▶ **Problem description**: Recast the lines below as a JSON list of strings, one string per line, leaving out any blank lines.

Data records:
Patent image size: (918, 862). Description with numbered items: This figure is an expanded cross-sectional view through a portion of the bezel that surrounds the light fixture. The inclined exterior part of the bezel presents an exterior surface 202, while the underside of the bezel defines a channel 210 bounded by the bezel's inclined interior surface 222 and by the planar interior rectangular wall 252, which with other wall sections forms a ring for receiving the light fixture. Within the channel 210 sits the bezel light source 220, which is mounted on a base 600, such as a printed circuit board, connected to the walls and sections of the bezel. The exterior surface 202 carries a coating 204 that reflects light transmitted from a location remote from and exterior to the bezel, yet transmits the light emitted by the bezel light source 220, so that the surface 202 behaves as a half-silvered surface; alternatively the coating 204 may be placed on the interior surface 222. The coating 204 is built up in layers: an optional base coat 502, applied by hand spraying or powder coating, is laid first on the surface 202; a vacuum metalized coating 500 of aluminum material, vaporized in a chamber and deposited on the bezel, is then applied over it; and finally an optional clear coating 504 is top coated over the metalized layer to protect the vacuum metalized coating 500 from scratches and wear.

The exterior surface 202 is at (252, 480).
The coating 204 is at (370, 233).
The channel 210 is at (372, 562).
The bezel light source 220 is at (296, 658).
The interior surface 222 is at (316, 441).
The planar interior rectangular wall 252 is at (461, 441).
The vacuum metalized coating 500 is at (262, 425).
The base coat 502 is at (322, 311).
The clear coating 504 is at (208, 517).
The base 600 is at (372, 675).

▶ **Response below**:
[
  "Patent image size: (918, 862). Description with numbered items: This figure is an expanded cross-sectional view through a portion of the bezel that surrounds the light fixture. The inclined exterior part of the bezel presents an exterior surface 202, while the underside of the bezel defines a channel 210 bounded by the bezel's inclined interior surface 222 and by the planar interior rectangular wall 252, which with other wall sections forms a ring for receiving the light fixture. Within the channel 210 sits the bezel light source 220, which is mounted on a base 600, such as a printed circuit board, connected to the walls and sections of the bezel. The exterior surface 202 carries a coating 204 that reflects light transmitted from a location remote from and exterior to the bezel, yet transmits the light emitted by the bezel light source 220, so that the surface 202 behaves as a half-silvered surface; alternatively the coating 204 may be placed on the interior surface 222. The coating 204 is built up in layers: an optional base coat 502, applied by hand spraying or powder coating, is laid first on the surface 202; a vacuum metalized coating 500 of aluminum material, vaporized in a chamber and deposited on the bezel, is then applied over it; and finally an optional clear coating 504 is top coated over the metalized layer to protect the vacuum metalized coating 500 from scratches and wear.",
  "The exterior surface 202 is at (252, 480).",
  "The coating 204 is at (370, 233).",
  "The channel 210 is at (372, 562).",
  "The bezel light source 220 is at (296, 658).",
  "The interior surface 222 is at (316, 441).",
  "The planar interior rectangular wall 252 is at (461, 441).",
  "The vacuum metalized coating 500 is at (262, 425).",
  "The base coat 502 is at (322, 311).",
  "The clear coating 504 is at (208, 517).",
  "The base 600 is at (372, 675)."
]